■ **Given problem**
List every line below containing "content".

■ **Records to process**
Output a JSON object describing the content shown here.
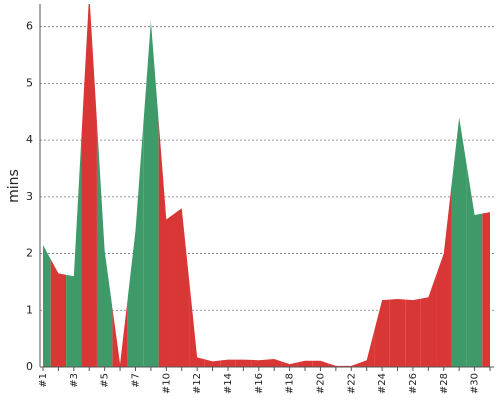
{
  "chart_data": {
    "type": "area",
    "y_label": "mins",
    "categories": [
      "#1",
      null,
      "#3",
      null,
      "#5",
      null,
      "#7",
      null,
      "#10",
      null,
      "#12",
      null,
      "#14",
      null,
      "#16",
      null,
      "#18",
      null,
      "#20",
      null,
      "#22",
      null,
      "#24",
      null,
      "#26",
      null,
      "#28",
      null,
      "#30",
      null
    ],
    "values": [
      2.15,
      1.65,
      1.6,
      6.6,
      2.05,
      0.05,
      2.4,
      6.1,
      2.6,
      2.8,
      0.17,
      0.1,
      0.13,
      0.13,
      0.12,
      0.14,
      0.05,
      0.11,
      0.11,
      0.02,
      0.02,
      0.12,
      1.18,
      1.2,
      1.18,
      1.23,
      2.0,
      4.4,
      2.68,
      2.73
    ],
    "point_colors": [
      "#3f9a6a",
      "#d93636",
      "#3f9a6a",
      "#d93636",
      "#3f9a6a",
      "#d93636",
      "#3f9a6a",
      "#3f9a6a",
      "#d93636",
      "#d93636",
      "#d93636",
      "#d93636",
      "#d93636",
      "#d93636",
      "#d93636",
      "#d93636",
      "#d93636",
      "#d93636",
      "#d93636",
      "#d93636",
      "#d93636",
      "#d93636",
      "#d93636",
      "#d93636",
      "#d93636",
      "#d93636",
      "#d93636",
      "#3f9a6a",
      "#3f9a6a",
      "#d93636"
    ],
    "ylim": [
      0,
      6.4
    ],
    "yticks": [
      0,
      1,
      2,
      3,
      4,
      5,
      6
    ],
    "grid": true
  }
}
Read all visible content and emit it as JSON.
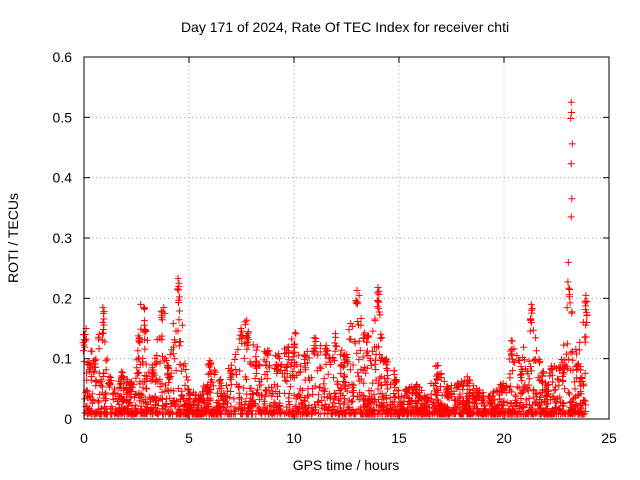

■ **Response to the exercise**
Output a JSON object describing the content shown here.
Read all visible content and emit it as JSON.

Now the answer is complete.